What to produce
Restate the records that follow word for word; no pictures should appear.

Provided entries
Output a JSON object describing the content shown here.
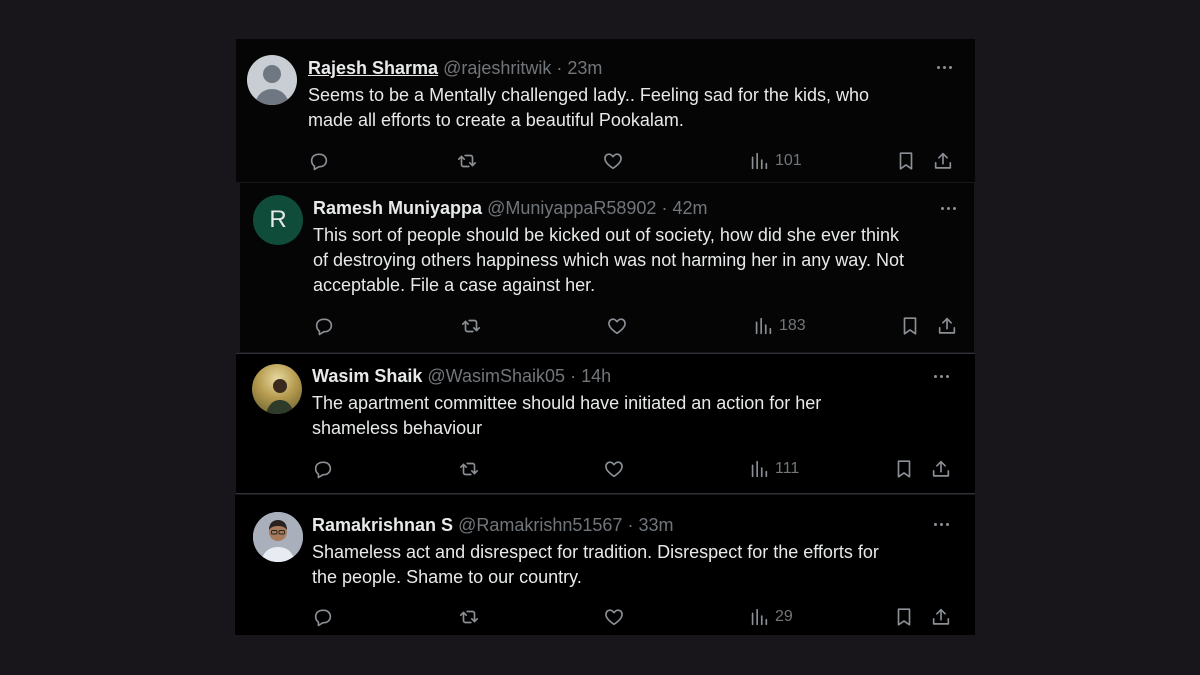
{
  "colors": {
    "page_background": "#18161b",
    "tweet_background": "#000000",
    "text_primary": "#e7e9ea",
    "text_secondary": "#71767b",
    "avatar_r_bg": "#0f4c3a"
  },
  "tweets": [
    {
      "name": "Rajesh Sharma",
      "handle": "@rajeshritwik",
      "separator": "·",
      "time": "23m",
      "text": "Seems to be a Mentally challenged lady.. Feeling sad for the kids, who\nmade all  efforts to create a beautiful Pookalam.",
      "avatar": "default-avatar",
      "views": "101"
    },
    {
      "name": "Ramesh Muniyappa",
      "handle": "@MuniyappaR58902",
      "separator": "·",
      "time": "42m",
      "text": "This sort of people should be kicked out of society, how did she ever think\nof destroying others happiness which was not harming her in any way.  Not\nacceptable.  File a case against her.",
      "avatar": "letter-avatar",
      "avatar_letter": "R",
      "views": "183"
    },
    {
      "name": "Wasim Shaik",
      "handle": "@WasimShaik05",
      "separator": "·",
      "time": "14h",
      "text": "The apartment committee should have initiated an action for her\nshameless behaviour",
      "avatar": "photo-avatar",
      "views": "111"
    },
    {
      "name": "Ramakrishnan S",
      "handle": "@Ramakrishn51567",
      "separator": "·",
      "time": "33m",
      "text": "Shameless act and disrespect for tradition. Disrespect for the efforts for\nthe people. Shame to our country.",
      "avatar": "photo-avatar",
      "views": "29"
    }
  ],
  "icons": [
    "reply-icon",
    "retweet-icon",
    "like-icon",
    "views-icon",
    "bookmark-icon",
    "share-icon",
    "more-icon"
  ]
}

Correct output
Output a JSON object describing the content shown here.
{
  "colors": {
    "page_background": "#18161b",
    "tweet_background": "#000000",
    "text_primary": "#e7e9ea",
    "text_secondary": "#71767b",
    "avatar_r_bg": "#0f4c3a"
  },
  "tweets": [
    {
      "name": "Rajesh Sharma",
      "handle": "@rajeshritwik",
      "separator": "·",
      "time": "23m",
      "text": "Seems to be a Mentally challenged lady.. Feeling sad for the kids, who\nmade all  efforts to create a beautiful Pookalam.",
      "avatar": "default-avatar",
      "views": "101"
    },
    {
      "name": "Ramesh Muniyappa",
      "handle": "@MuniyappaR58902",
      "separator": "·",
      "time": "42m",
      "text": "This sort of people should be kicked out of society, how did she ever think\nof destroying others happiness which was not harming her in any way.  Not\nacceptable.  File a case against her.",
      "avatar": "letter-avatar",
      "avatar_letter": "R",
      "views": "183"
    },
    {
      "name": "Wasim Shaik",
      "handle": "@WasimShaik05",
      "separator": "·",
      "time": "14h",
      "text": "The apartment committee should have initiated an action for her\nshameless behaviour",
      "avatar": "photo-avatar",
      "views": "111"
    },
    {
      "name": "Ramakrishnan S",
      "handle": "@Ramakrishn51567",
      "separator": "·",
      "time": "33m",
      "text": "Shameless act and disrespect for tradition. Disrespect for the efforts for\nthe people. Shame to our country.",
      "avatar": "photo-avatar",
      "views": "29"
    }
  ],
  "icons": [
    "reply-icon",
    "retweet-icon",
    "like-icon",
    "views-icon",
    "bookmark-icon",
    "share-icon",
    "more-icon"
  ]
}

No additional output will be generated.